Repeat, without any change, the entries presented below.

_Records provided_.
╭──

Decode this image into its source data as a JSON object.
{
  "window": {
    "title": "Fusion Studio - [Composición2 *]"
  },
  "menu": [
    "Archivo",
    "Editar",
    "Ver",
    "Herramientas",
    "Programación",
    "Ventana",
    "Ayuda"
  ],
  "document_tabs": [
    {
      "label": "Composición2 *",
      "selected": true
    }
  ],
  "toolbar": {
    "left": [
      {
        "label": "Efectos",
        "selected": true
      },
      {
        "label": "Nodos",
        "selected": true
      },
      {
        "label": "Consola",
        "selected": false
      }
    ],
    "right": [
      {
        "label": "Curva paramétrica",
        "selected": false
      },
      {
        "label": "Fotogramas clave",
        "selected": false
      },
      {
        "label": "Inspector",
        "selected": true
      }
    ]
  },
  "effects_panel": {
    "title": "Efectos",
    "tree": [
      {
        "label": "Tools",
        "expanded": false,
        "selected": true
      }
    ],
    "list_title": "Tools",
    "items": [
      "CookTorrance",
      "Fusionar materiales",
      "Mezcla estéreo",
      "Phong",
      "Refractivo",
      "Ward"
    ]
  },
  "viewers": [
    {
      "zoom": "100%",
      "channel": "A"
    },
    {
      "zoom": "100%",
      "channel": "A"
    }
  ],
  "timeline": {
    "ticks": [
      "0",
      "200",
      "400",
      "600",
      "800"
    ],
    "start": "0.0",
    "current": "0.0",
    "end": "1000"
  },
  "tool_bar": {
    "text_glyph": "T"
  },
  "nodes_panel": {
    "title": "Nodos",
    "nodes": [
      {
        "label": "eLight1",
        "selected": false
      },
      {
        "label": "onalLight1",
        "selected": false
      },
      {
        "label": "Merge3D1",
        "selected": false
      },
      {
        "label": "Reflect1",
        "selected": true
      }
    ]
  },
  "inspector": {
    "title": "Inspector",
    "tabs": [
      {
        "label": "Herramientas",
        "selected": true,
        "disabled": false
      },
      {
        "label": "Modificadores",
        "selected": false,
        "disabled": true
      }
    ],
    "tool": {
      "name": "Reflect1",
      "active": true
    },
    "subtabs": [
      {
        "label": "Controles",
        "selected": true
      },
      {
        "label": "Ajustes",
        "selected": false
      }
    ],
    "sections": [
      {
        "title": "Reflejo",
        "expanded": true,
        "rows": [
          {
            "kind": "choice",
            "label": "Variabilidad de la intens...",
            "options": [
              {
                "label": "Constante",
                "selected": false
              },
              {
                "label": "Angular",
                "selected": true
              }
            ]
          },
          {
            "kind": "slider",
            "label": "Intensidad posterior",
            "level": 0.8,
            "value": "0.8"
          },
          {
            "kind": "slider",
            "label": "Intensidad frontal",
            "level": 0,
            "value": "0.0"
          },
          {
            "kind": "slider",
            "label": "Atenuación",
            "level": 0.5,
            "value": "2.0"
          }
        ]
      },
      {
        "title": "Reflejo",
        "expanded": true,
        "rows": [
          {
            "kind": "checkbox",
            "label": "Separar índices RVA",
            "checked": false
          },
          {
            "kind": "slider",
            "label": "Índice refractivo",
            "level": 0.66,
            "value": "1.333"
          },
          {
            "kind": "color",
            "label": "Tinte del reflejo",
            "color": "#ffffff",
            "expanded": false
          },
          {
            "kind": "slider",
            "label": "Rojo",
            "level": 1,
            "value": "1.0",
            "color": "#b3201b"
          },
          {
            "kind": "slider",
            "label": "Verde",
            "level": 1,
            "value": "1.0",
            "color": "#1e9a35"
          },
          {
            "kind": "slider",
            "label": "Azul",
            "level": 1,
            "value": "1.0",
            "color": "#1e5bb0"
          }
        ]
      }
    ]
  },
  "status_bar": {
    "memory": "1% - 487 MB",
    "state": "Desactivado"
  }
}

╰──

_Finished exercise_.
Decode this image into its source data as a JSON object.
{
  "window": {
    "title": "Fusion Studio - [Composición2 *]"
  },
  "menu": [
    "Archivo",
    "Editar",
    "Ver",
    "Herramientas",
    "Programación",
    "Ventana",
    "Ayuda"
  ],
  "document_tabs": [
    {
      "label": "Composición2 *",
      "selected": true
    }
  ],
  "toolbar": {
    "left": [
      {
        "label": "Efectos",
        "selected": true
      },
      {
        "label": "Nodos",
        "selected": true
      },
      {
        "label": "Consola",
        "selected": false
      }
    ],
    "right": [
      {
        "label": "Curva paramétrica",
        "selected": false
      },
      {
        "label": "Fotogramas clave",
        "selected": false
      },
      {
        "label": "Inspector",
        "selected": true
      }
    ]
  },
  "effects_panel": {
    "title": "Efectos",
    "tree": [
      {
        "label": "Tools",
        "expanded": false,
        "selected": true
      }
    ],
    "list_title": "Tools",
    "items": [
      "CookTorrance",
      "Fusionar materiales",
      "Mezcla estéreo",
      "Phong",
      "Refractivo",
      "Ward"
    ]
  },
  "viewers": [
    {
      "zoom": "100%",
      "channel": "A"
    },
    {
      "zoom": "100%",
      "channel": "A"
    }
  ],
  "timeline": {
    "ticks": [
      "0",
      "200",
      "400",
      "600",
      "800"
    ],
    "start": "0.0",
    "current": "0.0",
    "end": "1000"
  },
  "tool_bar": {
    "text_glyph": "T"
  },
  "nodes_panel": {
    "title": "Nodos",
    "nodes": [
      {
        "label": "eLight1",
        "selected": false
      },
      {
        "label": "onalLight1",
        "selected": false
      },
      {
        "label": "Merge3D1",
        "selected": false
      },
      {
        "label": "Reflect1",
        "selected": true
      }
    ]
  },
  "inspector": {
    "title": "Inspector",
    "tabs": [
      {
        "label": "Herramientas",
        "selected": true,
        "disabled": false
      },
      {
        "label": "Modificadores",
        "selected": false,
        "disabled": true
      }
    ],
    "tool": {
      "name": "Reflect1",
      "active": true
    },
    "subtabs": [
      {
        "label": "Controles",
        "selected": true
      },
      {
        "label": "Ajustes",
        "selected": false
      }
    ],
    "sections": [
      {
        "title": "Reflejo",
        "expanded": true,
        "rows": [
          {
            "kind": "choice",
            "label": "Variabilidad de la intens...",
            "options": [
              {
                "label": "Constante",
                "selected": false
              },
              {
                "label": "Angular",
                "selected": true
              }
            ]
          },
          {
            "kind": "slider",
            "label": "Intensidad posterior",
            "level": 0.8,
            "value": "0.8"
          },
          {
            "kind": "slider",
            "label": "Intensidad frontal",
            "level": 0,
            "value": "0.0"
          },
          {
            "kind": "slider",
            "label": "Atenuación",
            "level": 0.5,
            "value": "2.0"
          }
        ]
      },
      {
        "title": "Reflejo",
        "expanded": true,
        "rows": [
          {
            "kind": "checkbox",
            "label": "Separar índices RVA",
            "checked": false
          },
          {
            "kind": "slider",
            "label": "Índice refractivo",
            "level": 0.66,
            "value": "1.333"
          },
          {
            "kind": "color",
            "label": "Tinte del reflejo",
            "color": "#ffffff",
            "expanded": false
          },
          {
            "kind": "slider",
            "label": "Rojo",
            "level": 1,
            "value": "1.0",
            "color": "#b3201b"
          },
          {
            "kind": "slider",
            "label": "Verde",
            "level": 1,
            "value": "1.0",
            "color": "#1e9a35"
          },
          {
            "kind": "slider",
            "label": "Azul",
            "level": 1,
            "value": "1.0",
            "color": "#1e5bb0"
          }
        ]
      }
    ]
  },
  "status_bar": {
    "memory": "1% - 487 MB",
    "state": "Desactivado"
  }
}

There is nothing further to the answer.